Directions for this task: Filter the lines below, copying only those with the string "nhám".

Stored records
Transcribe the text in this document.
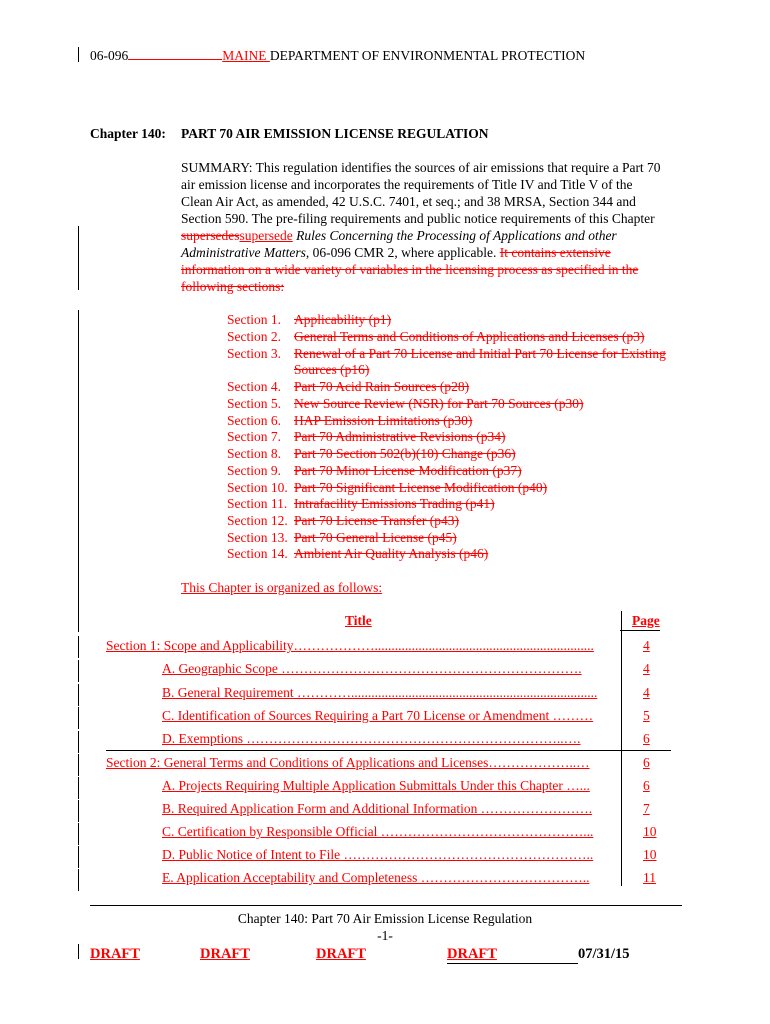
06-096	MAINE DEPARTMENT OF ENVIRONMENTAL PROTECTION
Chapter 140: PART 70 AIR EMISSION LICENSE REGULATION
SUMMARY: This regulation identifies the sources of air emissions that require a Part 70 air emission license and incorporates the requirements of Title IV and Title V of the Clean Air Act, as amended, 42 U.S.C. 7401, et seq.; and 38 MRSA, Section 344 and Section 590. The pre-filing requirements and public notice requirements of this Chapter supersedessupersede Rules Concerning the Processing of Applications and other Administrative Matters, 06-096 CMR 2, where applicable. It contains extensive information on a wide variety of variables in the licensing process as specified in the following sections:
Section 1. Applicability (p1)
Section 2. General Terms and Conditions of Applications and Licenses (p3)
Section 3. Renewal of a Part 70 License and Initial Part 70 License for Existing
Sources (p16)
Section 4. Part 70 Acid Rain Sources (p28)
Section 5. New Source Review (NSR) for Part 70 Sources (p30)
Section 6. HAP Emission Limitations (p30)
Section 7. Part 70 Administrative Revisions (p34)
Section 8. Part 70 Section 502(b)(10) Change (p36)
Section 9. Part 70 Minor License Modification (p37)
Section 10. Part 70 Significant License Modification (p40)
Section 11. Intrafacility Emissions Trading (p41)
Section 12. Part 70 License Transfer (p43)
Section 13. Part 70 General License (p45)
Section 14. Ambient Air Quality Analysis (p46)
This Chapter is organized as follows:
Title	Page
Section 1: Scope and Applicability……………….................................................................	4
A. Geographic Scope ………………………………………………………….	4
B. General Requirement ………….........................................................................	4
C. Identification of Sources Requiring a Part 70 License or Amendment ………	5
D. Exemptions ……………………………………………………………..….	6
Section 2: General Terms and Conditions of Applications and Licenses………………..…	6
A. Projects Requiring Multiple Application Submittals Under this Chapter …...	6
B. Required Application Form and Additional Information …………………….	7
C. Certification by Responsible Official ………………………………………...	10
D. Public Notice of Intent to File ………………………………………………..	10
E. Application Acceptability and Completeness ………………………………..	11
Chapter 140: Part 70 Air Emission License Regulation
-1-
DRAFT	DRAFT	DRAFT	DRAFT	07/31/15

* * *

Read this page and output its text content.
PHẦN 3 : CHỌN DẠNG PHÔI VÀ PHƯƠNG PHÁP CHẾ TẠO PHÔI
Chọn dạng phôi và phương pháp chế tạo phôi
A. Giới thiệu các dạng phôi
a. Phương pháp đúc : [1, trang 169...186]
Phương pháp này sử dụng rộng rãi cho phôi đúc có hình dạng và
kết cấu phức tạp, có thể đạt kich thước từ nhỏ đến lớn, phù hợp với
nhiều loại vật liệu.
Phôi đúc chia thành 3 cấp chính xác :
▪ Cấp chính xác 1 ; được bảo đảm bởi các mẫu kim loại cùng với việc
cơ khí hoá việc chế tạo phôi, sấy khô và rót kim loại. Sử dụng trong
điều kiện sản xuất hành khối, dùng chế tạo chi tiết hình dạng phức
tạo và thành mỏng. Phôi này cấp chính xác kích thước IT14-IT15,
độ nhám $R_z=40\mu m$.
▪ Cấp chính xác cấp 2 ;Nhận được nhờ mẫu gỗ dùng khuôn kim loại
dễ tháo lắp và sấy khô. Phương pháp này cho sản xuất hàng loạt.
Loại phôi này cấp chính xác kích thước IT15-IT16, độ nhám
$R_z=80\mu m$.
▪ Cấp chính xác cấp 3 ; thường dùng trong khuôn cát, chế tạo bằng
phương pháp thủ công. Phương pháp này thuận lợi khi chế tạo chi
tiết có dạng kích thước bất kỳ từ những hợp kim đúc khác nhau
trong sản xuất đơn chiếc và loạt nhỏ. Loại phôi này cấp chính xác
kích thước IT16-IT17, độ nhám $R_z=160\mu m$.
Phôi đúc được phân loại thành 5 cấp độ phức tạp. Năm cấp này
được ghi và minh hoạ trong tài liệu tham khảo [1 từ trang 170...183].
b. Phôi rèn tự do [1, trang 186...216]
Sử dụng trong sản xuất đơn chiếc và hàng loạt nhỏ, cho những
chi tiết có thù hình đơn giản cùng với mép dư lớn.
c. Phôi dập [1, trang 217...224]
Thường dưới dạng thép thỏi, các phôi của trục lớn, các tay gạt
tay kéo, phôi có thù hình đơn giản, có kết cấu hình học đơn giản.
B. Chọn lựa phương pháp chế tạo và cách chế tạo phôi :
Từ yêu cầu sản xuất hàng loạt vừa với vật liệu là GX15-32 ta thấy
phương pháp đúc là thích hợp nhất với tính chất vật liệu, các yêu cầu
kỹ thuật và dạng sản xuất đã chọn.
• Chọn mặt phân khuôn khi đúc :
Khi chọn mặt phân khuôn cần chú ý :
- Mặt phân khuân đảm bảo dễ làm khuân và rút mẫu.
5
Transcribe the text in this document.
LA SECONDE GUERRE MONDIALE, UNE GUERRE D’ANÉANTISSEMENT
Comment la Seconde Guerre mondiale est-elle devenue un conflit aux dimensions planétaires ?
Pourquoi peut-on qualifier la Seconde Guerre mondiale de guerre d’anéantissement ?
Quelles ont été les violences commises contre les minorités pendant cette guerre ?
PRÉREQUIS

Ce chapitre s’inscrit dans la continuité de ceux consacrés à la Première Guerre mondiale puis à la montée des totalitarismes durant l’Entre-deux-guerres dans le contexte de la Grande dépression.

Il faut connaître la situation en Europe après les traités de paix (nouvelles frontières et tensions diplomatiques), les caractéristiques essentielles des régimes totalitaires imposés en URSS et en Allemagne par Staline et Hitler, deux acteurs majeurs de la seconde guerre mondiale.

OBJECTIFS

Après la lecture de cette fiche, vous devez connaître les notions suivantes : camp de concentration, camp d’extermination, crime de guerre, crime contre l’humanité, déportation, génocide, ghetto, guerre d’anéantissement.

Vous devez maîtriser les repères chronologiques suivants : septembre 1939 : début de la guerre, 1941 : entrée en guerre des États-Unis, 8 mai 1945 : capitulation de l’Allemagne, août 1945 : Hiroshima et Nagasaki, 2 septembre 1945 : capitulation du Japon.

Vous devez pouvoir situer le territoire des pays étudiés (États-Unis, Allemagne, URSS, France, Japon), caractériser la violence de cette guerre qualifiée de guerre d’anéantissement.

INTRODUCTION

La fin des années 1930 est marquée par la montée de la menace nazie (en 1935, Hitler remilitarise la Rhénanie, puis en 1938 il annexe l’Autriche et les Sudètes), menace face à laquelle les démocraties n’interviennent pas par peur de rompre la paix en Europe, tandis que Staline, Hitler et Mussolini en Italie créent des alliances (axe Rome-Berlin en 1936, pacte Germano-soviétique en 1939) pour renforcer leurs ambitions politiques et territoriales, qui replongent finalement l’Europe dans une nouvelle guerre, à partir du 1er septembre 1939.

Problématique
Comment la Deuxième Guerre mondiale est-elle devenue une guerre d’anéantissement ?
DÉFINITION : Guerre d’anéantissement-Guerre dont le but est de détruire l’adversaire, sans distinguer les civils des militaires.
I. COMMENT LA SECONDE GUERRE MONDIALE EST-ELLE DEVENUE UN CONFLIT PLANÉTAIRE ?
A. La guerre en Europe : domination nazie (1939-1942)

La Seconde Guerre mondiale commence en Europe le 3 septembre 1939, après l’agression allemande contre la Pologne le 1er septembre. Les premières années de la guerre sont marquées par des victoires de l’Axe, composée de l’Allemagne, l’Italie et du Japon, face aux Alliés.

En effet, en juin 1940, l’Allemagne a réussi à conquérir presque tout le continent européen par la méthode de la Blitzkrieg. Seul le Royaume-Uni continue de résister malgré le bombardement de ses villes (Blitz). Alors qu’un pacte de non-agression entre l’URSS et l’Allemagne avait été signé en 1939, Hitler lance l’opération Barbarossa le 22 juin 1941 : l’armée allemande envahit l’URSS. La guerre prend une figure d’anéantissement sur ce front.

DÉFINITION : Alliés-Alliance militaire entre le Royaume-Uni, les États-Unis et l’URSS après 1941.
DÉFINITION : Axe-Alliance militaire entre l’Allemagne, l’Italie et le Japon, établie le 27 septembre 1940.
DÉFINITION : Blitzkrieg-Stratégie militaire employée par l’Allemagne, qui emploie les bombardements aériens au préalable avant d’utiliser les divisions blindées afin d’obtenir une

Result:
độ nhám $R_z=40\mu m$.
Loại phôi này cấp chính xác kích thước IT15-IT16, độ nhám
kích thước IT16-IT17, độ nhám $R_z=160\mu m$.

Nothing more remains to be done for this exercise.